PROMPT> Check each line of the data below for the word "name", then extract the ones that have it.

Extracted records:
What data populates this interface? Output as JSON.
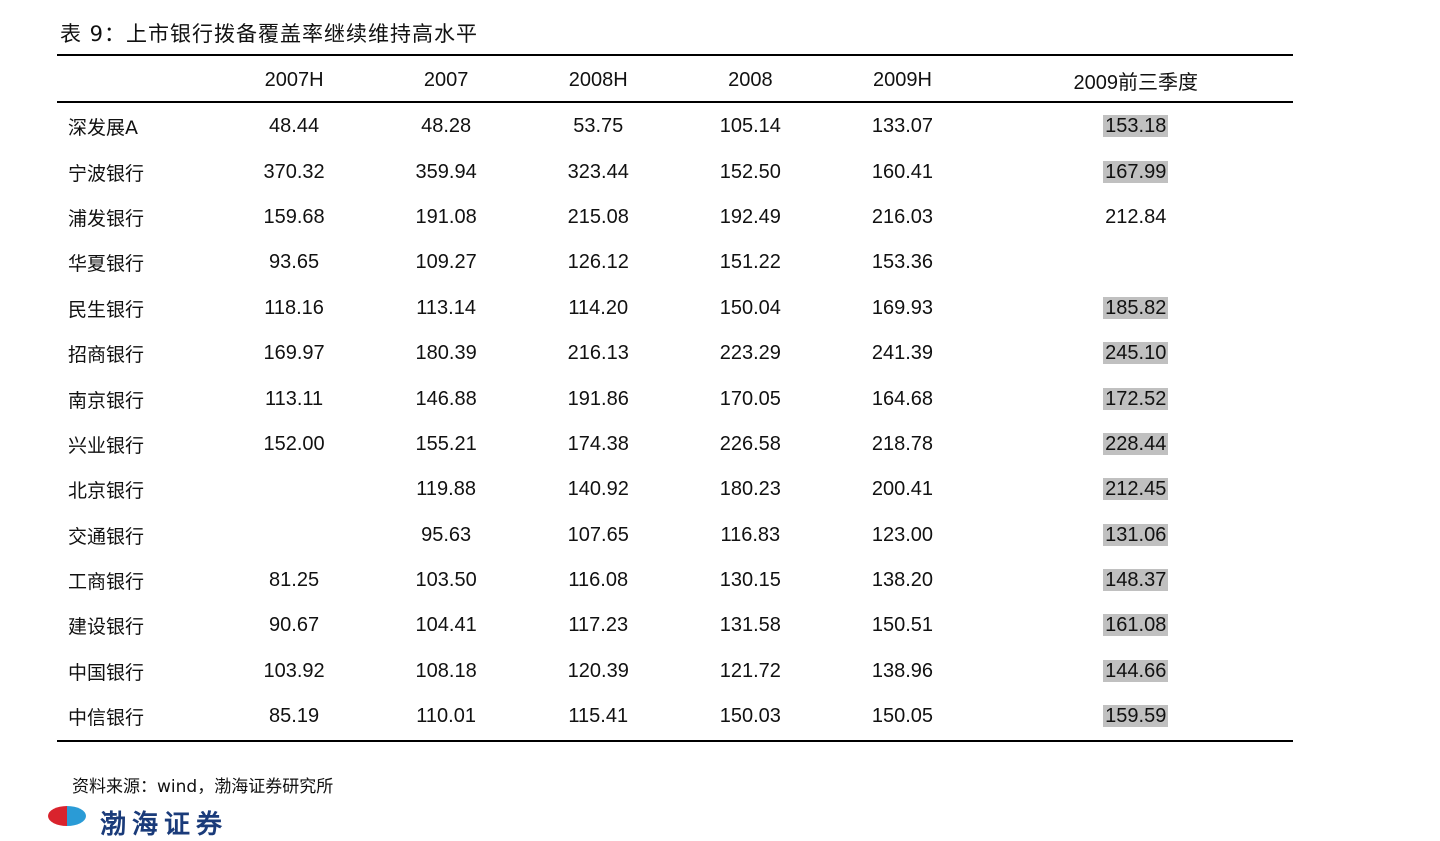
{
  "title": "表 9：上市银行拨备覆盖率继续维持高水平",
  "table": {
    "headers": [
      "",
      "2007H",
      "2007",
      "2008H",
      "2008",
      "2009H",
      "2009前三季度"
    ],
    "rows": [
      [
        "深发展A",
        "48.44",
        "48.28",
        "53.75",
        "105.14",
        "133.07",
        "153.18"
      ],
      [
        "宁波银行",
        "370.32",
        "359.94",
        "323.44",
        "152.50",
        "160.41",
        "167.99"
      ],
      [
        "浦发银行",
        "159.68",
        "191.08",
        "215.08",
        "192.49",
        "216.03",
        "212.84"
      ],
      [
        "华夏银行",
        "93.65",
        "109.27",
        "126.12",
        "151.22",
        "153.36",
        ""
      ],
      [
        "民生银行",
        "118.16",
        "113.14",
        "114.20",
        "150.04",
        "169.93",
        "185.82"
      ],
      [
        "招商银行",
        "169.97",
        "180.39",
        "216.13",
        "223.29",
        "241.39",
        "245.10"
      ],
      [
        "南京银行",
        "113.11",
        "146.88",
        "191.86",
        "170.05",
        "164.68",
        "172.52"
      ],
      [
        "兴业银行",
        "152.00",
        "155.21",
        "174.38",
        "226.58",
        "218.78",
        "228.44"
      ],
      [
        "北京银行",
        "",
        "119.88",
        "140.92",
        "180.23",
        "200.41",
        "212.45"
      ],
      [
        "交通银行",
        "",
        "95.63",
        "107.65",
        "116.83",
        "123.00",
        "131.06"
      ],
      [
        "工商银行",
        "81.25",
        "103.50",
        "116.08",
        "130.15",
        "138.20",
        "148.37"
      ],
      [
        "建设银行",
        "90.67",
        "104.41",
        "117.23",
        "131.58",
        "150.51",
        "161.08"
      ],
      [
        "中国银行",
        "103.92",
        "108.18",
        "120.39",
        "121.72",
        "138.96",
        "144.66"
      ],
      [
        "中信银行",
        "85.19",
        "110.01",
        "115.41",
        "150.03",
        "150.05",
        "159.59"
      ]
    ],
    "highlight_color": "#c0c0c0",
    "highlighted_last_column_rows": [
      0,
      1,
      4,
      5,
      6,
      7,
      8,
      9,
      10,
      11,
      12,
      13
    ]
  },
  "source": "资料来源：wind，渤海证券研究所",
  "logo_text": "渤海证券"
}
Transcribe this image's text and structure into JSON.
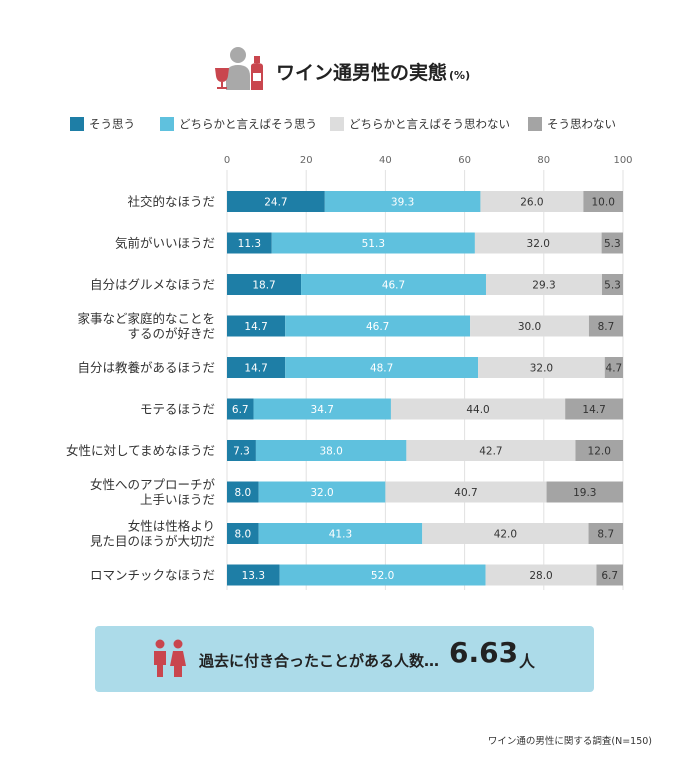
{
  "header": {
    "title": "ワイン通男性の実態",
    "unit": "(%)",
    "icon": "person-wine-icon"
  },
  "colors": {
    "agree": "#1e7ea6",
    "somewhat_agree": "#5fc1de",
    "somewhat_disagree": "#dddddd",
    "disagree": "#a4a4a4",
    "accent_red": "#c9464e",
    "callout_bg": "#acdbe9"
  },
  "chart_data": {
    "type": "bar",
    "orientation": "horizontal",
    "stacked": true,
    "xlim": [
      0,
      100
    ],
    "xticks": [
      0,
      20,
      40,
      60,
      80,
      100
    ],
    "grid": true,
    "legend_position": "top",
    "categories": [
      [
        "社交的なほうだ"
      ],
      [
        "気前がいいほうだ"
      ],
      [
        "自分はグルメなほうだ"
      ],
      [
        "家事など家庭的なことを",
        "するのが好きだ"
      ],
      [
        "自分は教養があるほうだ"
      ],
      [
        "モテるほうだ"
      ],
      [
        "女性に対してまめなほうだ"
      ],
      [
        "女性へのアプローチが",
        "上手いほうだ"
      ],
      [
        "女性は性格より",
        "見た目のほうが大切だ"
      ],
      [
        "ロマンチックなほうだ"
      ]
    ],
    "series": [
      {
        "name": "そう思う",
        "values": [
          24.7,
          11.3,
          18.7,
          14.7,
          14.7,
          6.7,
          7.3,
          8.0,
          8.0,
          13.3
        ]
      },
      {
        "name": "どちらかと言えばそう思う",
        "values": [
          39.3,
          51.3,
          46.7,
          46.7,
          48.7,
          34.7,
          38.0,
          32.0,
          41.3,
          52.0
        ]
      },
      {
        "name": "どちらかと言えばそう思わない",
        "values": [
          26.0,
          32.0,
          29.3,
          30.0,
          32.0,
          44.0,
          42.7,
          40.7,
          42.0,
          28.0
        ]
      },
      {
        "name": "そう思わない",
        "values": [
          10.0,
          5.3,
          5.3,
          8.7,
          4.7,
          14.7,
          12.0,
          19.3,
          8.7,
          6.7
        ]
      }
    ],
    "labels": [
      [
        "24.7",
        "39.3",
        "26.0",
        "10.0"
      ],
      [
        "11.3",
        "51.3",
        "32.0",
        "5.3"
      ],
      [
        "18.7",
        "46.7",
        "29.3",
        "5.3"
      ],
      [
        "14.7",
        "46.7",
        "30.0",
        "8.7"
      ],
      [
        "14.7",
        "48.7",
        "32.0",
        "4.7"
      ],
      [
        "6.7",
        "34.7",
        "44.0",
        "14.7"
      ],
      [
        "7.3",
        "38.0",
        "42.7",
        "12.0"
      ],
      [
        "8.0",
        "32.0",
        "40.7",
        "19.3"
      ],
      [
        "8.0",
        "41.3",
        "42.0",
        "8.7"
      ],
      [
        "13.3",
        "52.0",
        "28.0",
        "6.7"
      ]
    ]
  },
  "callout": {
    "text": "過去に付き合ったことがある人数…",
    "value": "6.63",
    "unit": "人",
    "icon": "couple-icon"
  },
  "source": "ワイン通の男性に関する調査(N=150)"
}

FULL SOLUTION>
        "name": "そう思う",
        "name": "どちらかと言えばそう思う",
        "name": "どちらかと言えばそう思わない",
        "name": "そう思わない",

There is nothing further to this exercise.